Transcribe the listing that follows in full, omitting pictures.

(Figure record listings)
§ §
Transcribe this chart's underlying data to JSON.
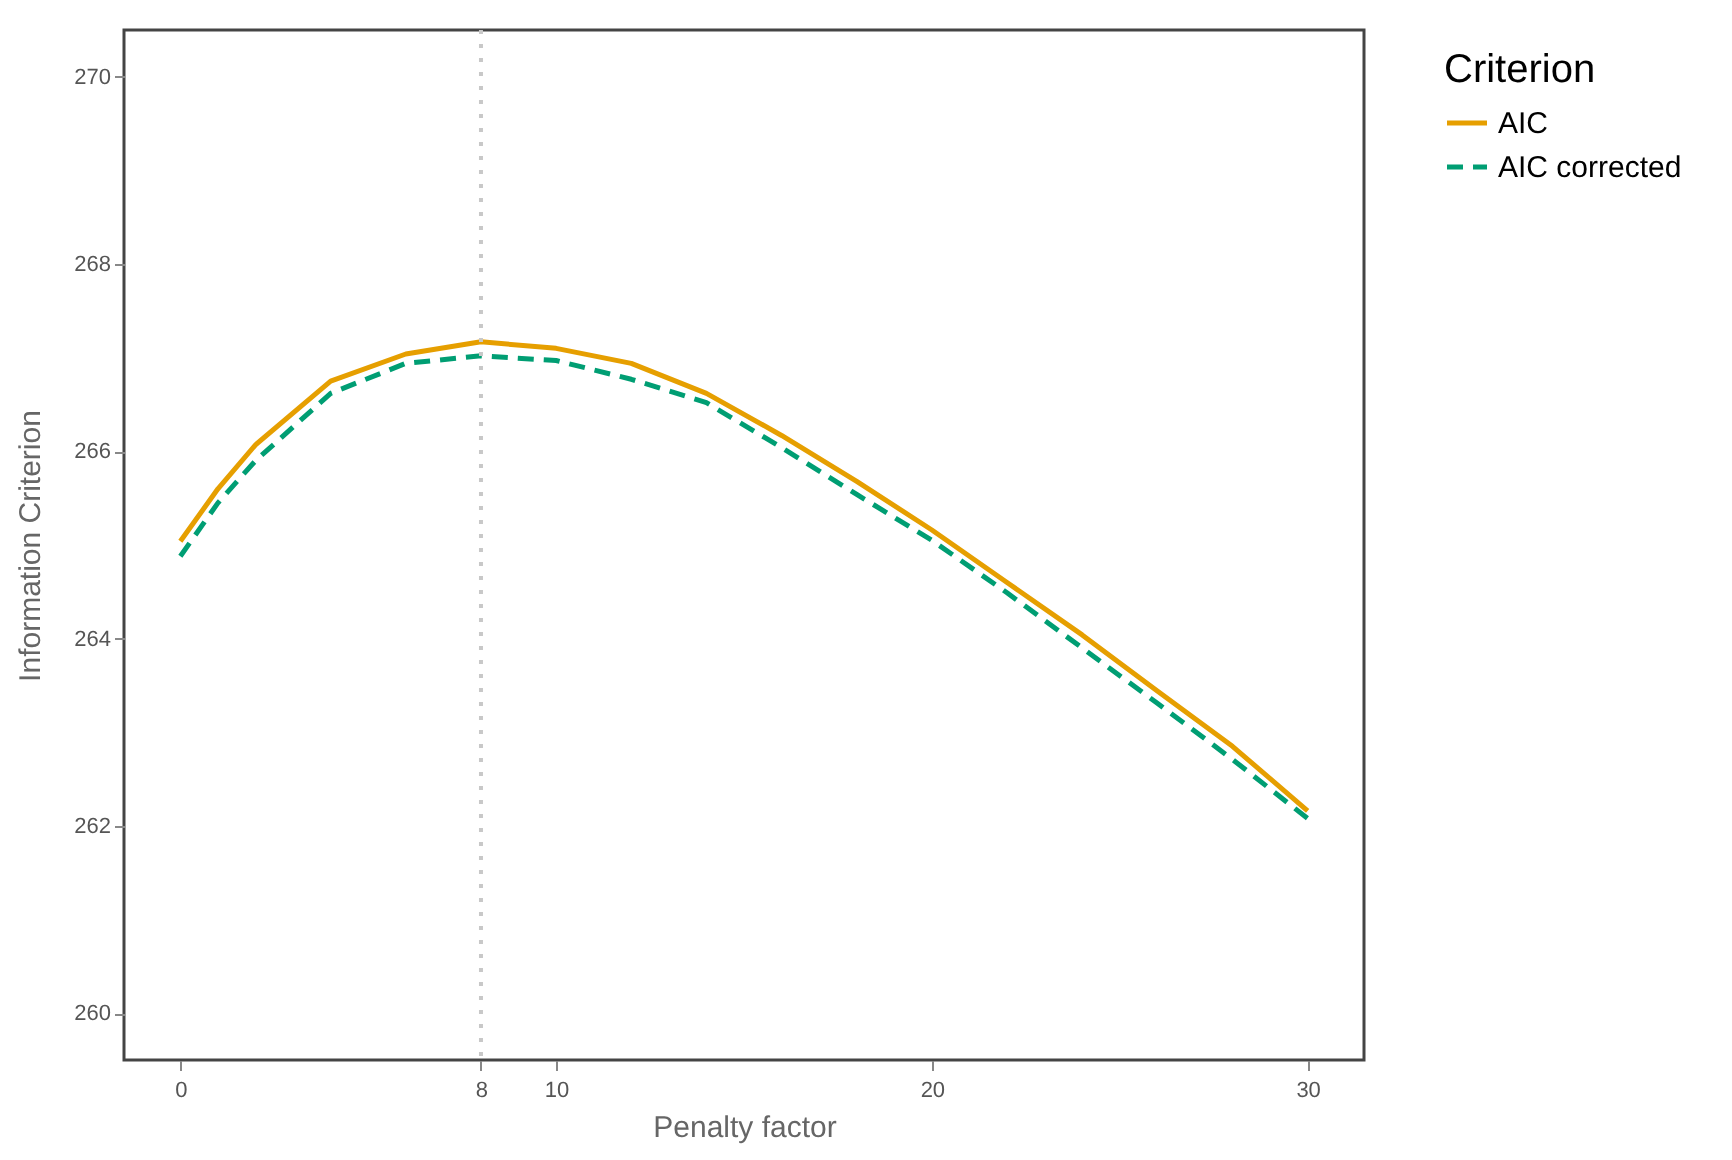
{
  "chart_data": {
    "type": "line",
    "xlabel": "Penalty factor",
    "ylabel": "Information Criterion",
    "legend_title": "Criterion",
    "x": [
      0,
      1,
      2,
      4,
      6,
      8,
      10,
      12,
      14,
      16,
      18,
      20,
      22,
      24,
      26,
      28,
      30
    ],
    "series": [
      {
        "name": "AIC",
        "color": "#e69f00",
        "line_style": "solid",
        "values": [
          265.04,
          265.6,
          266.07,
          266.75,
          267.04,
          267.17,
          267.1,
          266.94,
          266.62,
          266.17,
          265.68,
          265.16,
          264.6,
          264.04,
          263.44,
          262.85,
          262.16
        ]
      },
      {
        "name": "AIC corrected",
        "color": "#009e73",
        "line_style": "dashed",
        "values": [
          264.88,
          265.45,
          265.9,
          266.62,
          266.94,
          267.02,
          266.97,
          266.77,
          266.52,
          266.04,
          265.54,
          265.05,
          264.49,
          263.9,
          263.31,
          262.71,
          262.08
        ]
      }
    ],
    "xlim": [
      -1.5,
      31.5
    ],
    "xticks": [
      0,
      8,
      10,
      20,
      30
    ],
    "ylim": [
      259.5,
      270.5
    ],
    "yticks": [
      260,
      262,
      264,
      266,
      268,
      270
    ],
    "ref_lines": [
      {
        "axis": "x",
        "value": 8,
        "color": "#c8c8c8",
        "line_style": "dotted"
      }
    ],
    "grid": false,
    "legend": "right"
  }
}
§ §
Answer for this exercise:
Transcribe this chart's underlying data to JSON.
{
  "chart_data": {
    "type": "line",
    "xlabel": "Penalty factor",
    "ylabel": "Information Criterion",
    "legend_title": "Criterion",
    "x": [
      0,
      1,
      2,
      4,
      6,
      8,
      10,
      12,
      14,
      16,
      18,
      20,
      22,
      24,
      26,
      28,
      30
    ],
    "series": [
      {
        "name": "AIC",
        "color": "#e69f00",
        "line_style": "solid",
        "values": [
          265.04,
          265.6,
          266.07,
          266.75,
          267.04,
          267.17,
          267.1,
          266.94,
          266.62,
          266.17,
          265.68,
          265.16,
          264.6,
          264.04,
          263.44,
          262.85,
          262.16
        ]
      },
      {
        "name": "AIC corrected",
        "color": "#009e73",
        "line_style": "dashed",
        "values": [
          264.88,
          265.45,
          265.9,
          266.62,
          266.94,
          267.02,
          266.97,
          266.77,
          266.52,
          266.04,
          265.54,
          265.05,
          264.49,
          263.9,
          263.31,
          262.71,
          262.08
        ]
      }
    ],
    "xlim": [
      -1.5,
      31.5
    ],
    "xticks": [
      0,
      8,
      10,
      20,
      30
    ],
    "ylim": [
      259.5,
      270.5
    ],
    "yticks": [
      260,
      262,
      264,
      266,
      268,
      270
    ],
    "ref_lines": [
      {
        "axis": "x",
        "value": 8,
        "color": "#c8c8c8",
        "line_style": "dotted"
      }
    ],
    "grid": false,
    "legend": "right"
  }
}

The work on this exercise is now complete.